Track down the lines that contain "JSON" and copy them.

---------- Excerpted data

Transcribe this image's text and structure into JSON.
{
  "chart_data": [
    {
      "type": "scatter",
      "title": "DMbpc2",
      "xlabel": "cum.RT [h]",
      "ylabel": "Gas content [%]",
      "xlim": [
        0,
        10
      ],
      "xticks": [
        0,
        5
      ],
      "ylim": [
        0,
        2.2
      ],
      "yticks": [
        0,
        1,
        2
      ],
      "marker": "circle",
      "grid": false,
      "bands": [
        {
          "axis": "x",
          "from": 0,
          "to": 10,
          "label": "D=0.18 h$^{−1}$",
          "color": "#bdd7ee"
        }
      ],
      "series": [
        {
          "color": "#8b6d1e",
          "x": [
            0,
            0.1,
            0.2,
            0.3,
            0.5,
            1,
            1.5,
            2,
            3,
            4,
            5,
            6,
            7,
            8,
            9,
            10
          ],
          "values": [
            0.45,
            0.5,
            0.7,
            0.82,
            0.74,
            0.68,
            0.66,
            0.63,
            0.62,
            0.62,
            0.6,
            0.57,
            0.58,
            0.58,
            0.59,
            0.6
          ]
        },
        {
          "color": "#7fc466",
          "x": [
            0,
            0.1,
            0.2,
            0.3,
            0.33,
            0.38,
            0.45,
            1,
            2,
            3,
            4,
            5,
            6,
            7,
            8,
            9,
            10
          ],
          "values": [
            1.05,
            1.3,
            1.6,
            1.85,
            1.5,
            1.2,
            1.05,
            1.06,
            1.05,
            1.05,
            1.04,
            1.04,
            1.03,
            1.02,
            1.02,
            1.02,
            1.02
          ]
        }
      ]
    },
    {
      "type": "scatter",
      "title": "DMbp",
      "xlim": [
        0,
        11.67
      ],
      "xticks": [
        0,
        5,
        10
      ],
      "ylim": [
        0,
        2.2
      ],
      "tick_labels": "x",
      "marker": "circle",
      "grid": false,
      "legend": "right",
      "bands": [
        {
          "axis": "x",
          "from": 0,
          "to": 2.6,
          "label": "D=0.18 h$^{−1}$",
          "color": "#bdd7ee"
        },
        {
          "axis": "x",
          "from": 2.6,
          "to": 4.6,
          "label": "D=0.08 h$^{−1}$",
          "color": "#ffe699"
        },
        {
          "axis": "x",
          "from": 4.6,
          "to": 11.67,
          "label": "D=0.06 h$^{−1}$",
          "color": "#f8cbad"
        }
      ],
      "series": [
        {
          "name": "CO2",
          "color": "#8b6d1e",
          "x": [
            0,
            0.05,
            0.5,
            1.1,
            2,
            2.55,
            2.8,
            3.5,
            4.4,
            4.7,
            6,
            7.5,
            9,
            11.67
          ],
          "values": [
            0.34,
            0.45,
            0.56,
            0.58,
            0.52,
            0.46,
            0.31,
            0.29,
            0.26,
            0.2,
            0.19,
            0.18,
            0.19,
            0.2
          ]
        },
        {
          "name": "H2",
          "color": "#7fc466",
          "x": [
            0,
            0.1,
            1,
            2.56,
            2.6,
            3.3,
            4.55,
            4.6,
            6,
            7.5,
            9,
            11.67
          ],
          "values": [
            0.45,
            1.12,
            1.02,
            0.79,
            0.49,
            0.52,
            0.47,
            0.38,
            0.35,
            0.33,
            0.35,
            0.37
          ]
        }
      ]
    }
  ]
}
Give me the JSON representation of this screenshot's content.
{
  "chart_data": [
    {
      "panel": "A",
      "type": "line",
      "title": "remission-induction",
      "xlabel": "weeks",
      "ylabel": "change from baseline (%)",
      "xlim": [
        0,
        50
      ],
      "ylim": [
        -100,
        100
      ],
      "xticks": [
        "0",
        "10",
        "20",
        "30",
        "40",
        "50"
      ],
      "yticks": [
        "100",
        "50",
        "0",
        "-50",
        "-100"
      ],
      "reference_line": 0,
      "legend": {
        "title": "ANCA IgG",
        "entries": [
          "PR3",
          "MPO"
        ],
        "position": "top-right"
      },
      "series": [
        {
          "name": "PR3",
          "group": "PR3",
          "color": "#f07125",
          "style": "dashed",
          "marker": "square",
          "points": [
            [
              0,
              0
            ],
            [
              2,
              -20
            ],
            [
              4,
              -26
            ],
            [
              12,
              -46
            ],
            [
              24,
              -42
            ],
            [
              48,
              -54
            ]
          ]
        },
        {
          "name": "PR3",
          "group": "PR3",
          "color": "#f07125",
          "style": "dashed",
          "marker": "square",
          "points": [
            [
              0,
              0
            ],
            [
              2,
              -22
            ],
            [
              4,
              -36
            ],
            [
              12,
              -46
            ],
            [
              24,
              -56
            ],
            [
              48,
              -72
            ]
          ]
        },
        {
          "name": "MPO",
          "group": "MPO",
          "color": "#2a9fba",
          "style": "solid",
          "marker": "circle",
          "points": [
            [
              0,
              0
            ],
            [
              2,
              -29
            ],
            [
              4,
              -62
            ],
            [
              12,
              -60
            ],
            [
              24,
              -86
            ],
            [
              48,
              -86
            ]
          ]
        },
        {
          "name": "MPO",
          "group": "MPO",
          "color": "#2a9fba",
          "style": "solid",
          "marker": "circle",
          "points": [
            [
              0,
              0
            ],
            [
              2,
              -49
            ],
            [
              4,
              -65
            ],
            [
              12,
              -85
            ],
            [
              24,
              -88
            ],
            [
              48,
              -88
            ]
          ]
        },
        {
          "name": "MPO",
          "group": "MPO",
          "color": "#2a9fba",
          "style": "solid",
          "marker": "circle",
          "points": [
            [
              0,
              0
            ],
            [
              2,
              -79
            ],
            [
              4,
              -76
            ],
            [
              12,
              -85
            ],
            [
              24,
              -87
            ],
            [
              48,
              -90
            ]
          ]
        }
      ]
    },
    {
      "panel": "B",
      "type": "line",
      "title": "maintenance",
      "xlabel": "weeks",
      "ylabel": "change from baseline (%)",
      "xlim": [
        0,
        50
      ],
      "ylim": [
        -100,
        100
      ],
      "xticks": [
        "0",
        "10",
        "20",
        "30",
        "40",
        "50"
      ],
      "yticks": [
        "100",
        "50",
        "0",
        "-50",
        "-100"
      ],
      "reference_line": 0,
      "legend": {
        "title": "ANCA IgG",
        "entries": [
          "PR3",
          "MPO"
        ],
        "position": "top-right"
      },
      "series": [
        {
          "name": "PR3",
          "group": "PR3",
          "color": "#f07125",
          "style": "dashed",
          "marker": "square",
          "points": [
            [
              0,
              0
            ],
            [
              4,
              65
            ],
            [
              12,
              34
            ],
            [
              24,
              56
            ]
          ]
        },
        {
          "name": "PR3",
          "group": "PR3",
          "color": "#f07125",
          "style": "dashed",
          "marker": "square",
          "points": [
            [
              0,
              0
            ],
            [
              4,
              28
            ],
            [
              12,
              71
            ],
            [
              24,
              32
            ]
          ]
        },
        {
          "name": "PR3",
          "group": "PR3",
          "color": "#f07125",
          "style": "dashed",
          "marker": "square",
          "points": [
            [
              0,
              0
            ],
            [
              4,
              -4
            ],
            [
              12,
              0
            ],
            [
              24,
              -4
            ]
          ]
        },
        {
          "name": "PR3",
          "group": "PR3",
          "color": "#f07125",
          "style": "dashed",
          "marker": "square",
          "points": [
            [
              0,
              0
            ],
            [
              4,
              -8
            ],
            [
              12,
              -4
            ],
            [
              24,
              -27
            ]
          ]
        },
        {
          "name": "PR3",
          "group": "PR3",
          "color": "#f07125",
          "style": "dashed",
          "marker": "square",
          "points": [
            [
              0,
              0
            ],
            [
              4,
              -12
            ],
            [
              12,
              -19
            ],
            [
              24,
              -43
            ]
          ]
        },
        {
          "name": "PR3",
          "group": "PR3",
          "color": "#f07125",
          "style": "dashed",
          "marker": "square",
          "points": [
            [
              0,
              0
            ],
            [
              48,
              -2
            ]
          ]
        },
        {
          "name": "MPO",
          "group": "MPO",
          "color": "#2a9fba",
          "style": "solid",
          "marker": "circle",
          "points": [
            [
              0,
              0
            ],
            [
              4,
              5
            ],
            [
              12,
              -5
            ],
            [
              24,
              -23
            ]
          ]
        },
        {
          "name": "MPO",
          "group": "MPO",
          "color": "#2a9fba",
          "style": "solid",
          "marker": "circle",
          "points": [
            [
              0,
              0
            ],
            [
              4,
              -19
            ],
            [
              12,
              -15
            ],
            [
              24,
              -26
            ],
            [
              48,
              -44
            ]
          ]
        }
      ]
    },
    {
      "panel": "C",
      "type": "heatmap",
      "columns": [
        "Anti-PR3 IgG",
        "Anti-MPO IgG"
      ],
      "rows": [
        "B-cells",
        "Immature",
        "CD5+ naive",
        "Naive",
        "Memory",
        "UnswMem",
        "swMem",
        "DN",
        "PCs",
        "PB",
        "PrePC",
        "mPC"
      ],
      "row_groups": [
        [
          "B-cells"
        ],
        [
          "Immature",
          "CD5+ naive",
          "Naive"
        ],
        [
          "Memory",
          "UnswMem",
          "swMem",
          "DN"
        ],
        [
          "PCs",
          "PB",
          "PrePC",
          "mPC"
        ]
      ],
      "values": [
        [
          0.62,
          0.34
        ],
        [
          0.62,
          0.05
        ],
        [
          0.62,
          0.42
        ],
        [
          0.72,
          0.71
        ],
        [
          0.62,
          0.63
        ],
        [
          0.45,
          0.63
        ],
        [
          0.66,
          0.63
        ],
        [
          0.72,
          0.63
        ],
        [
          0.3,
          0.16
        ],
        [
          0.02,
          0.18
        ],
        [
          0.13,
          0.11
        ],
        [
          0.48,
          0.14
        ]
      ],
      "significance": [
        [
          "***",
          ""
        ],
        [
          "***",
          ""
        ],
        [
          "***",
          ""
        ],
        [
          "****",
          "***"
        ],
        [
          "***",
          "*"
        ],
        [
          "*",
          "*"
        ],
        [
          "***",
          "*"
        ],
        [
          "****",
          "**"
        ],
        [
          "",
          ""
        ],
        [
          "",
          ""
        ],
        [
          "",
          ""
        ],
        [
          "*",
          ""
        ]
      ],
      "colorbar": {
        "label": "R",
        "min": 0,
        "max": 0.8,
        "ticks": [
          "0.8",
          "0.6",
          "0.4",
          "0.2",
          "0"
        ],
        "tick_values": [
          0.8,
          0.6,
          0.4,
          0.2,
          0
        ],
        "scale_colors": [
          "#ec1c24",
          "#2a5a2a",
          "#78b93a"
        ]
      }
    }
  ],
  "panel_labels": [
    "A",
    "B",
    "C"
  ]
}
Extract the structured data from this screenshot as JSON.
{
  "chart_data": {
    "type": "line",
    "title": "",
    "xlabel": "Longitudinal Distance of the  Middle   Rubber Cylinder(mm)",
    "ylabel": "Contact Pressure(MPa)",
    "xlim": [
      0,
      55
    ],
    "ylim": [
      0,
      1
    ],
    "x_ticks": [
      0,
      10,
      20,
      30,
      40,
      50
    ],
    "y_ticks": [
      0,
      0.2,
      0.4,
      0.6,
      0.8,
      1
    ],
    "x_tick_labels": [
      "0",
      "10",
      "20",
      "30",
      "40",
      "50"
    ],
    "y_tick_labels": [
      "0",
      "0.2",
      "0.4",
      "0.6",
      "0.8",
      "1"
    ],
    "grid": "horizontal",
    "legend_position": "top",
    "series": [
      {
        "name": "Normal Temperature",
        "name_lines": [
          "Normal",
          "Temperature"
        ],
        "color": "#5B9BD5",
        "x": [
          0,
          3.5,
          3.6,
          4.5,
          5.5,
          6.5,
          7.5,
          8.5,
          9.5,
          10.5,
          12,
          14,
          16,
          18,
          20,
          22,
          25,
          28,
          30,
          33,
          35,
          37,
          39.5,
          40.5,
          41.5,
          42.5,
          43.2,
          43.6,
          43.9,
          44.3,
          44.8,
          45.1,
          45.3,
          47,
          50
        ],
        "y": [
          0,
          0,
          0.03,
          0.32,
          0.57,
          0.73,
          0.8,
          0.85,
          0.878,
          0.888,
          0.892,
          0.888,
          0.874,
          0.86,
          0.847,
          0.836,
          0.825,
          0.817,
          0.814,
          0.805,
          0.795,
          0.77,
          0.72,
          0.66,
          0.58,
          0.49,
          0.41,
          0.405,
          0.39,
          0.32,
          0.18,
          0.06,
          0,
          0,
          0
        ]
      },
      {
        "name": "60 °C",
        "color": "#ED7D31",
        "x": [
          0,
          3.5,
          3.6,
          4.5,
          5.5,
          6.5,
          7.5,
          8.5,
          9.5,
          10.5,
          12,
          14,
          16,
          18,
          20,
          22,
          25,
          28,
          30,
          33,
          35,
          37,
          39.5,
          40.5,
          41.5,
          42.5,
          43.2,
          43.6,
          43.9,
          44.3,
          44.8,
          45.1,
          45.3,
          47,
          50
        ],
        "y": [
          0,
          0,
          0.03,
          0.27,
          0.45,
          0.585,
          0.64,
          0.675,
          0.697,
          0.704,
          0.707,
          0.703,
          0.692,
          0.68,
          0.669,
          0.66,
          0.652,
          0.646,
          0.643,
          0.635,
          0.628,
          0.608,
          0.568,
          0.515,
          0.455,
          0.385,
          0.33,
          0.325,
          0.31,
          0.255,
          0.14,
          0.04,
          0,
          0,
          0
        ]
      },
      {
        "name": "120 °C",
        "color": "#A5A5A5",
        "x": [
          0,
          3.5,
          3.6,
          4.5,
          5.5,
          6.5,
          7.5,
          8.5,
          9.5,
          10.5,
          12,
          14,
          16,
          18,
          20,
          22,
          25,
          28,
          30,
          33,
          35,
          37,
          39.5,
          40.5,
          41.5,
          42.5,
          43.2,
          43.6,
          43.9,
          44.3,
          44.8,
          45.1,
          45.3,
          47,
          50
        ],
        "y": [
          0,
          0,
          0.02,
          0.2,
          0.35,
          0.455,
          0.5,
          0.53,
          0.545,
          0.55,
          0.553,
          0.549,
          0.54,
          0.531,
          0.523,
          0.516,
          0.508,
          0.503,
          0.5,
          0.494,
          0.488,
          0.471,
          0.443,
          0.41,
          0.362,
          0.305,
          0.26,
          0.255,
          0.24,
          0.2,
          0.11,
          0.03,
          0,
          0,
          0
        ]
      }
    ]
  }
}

--------------------

Exercise output:
Transcribe this image's text and structure into JSON.
Give me the JSON representation of this screenshot's content.
Extract the structured data from this screenshot as JSON.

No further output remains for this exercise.